(Data items)
= = = = = = =

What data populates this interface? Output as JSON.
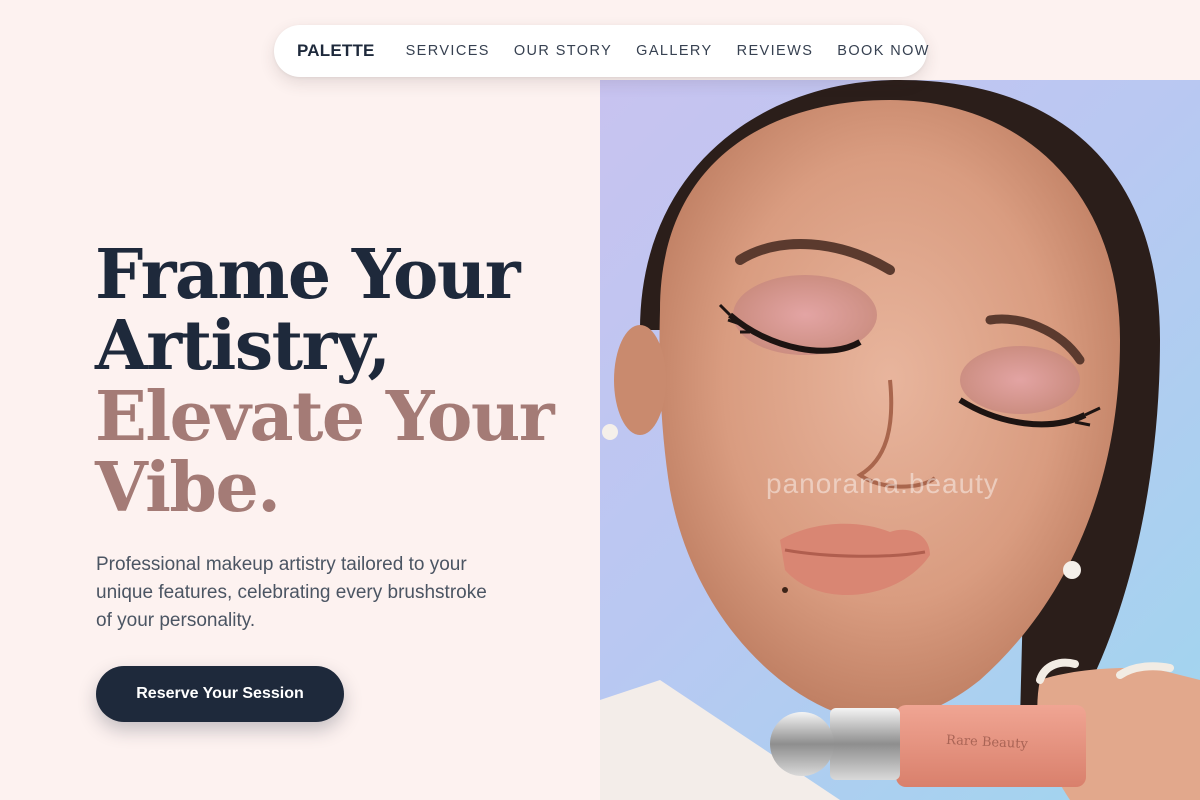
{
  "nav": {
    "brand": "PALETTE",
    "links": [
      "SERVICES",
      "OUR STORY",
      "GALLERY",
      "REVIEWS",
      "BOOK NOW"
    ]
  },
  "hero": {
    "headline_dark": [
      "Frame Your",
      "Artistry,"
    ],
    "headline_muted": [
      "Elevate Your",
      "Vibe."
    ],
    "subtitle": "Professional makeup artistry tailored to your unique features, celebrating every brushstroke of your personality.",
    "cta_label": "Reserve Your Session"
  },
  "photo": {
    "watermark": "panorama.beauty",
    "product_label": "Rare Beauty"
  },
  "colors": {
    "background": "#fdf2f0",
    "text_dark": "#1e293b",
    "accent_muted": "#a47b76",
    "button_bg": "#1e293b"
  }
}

= = = = = = =

INSTRUCTIONS FOR THE TASK: Quote all the lines above exactly as given. Do not include the pictures.

SOLVED EXERCISE:
What data populates this interface? Output as JSON.
{
  "nav": {
    "brand": "PALETTE",
    "links": [
      "SERVICES",
      "OUR STORY",
      "GALLERY",
      "REVIEWS",
      "BOOK NOW"
    ]
  },
  "hero": {
    "headline_dark": [
      "Frame Your",
      "Artistry,"
    ],
    "headline_muted": [
      "Elevate Your",
      "Vibe."
    ],
    "subtitle": "Professional makeup artistry tailored to your unique features, celebrating every brushstroke of your personality.",
    "cta_label": "Reserve Your Session"
  },
  "photo": {
    "watermark": "panorama.beauty",
    "product_label": "Rare Beauty"
  },
  "colors": {
    "background": "#fdf2f0",
    "text_dark": "#1e293b",
    "accent_muted": "#a47b76",
    "button_bg": "#1e293b"
  }
}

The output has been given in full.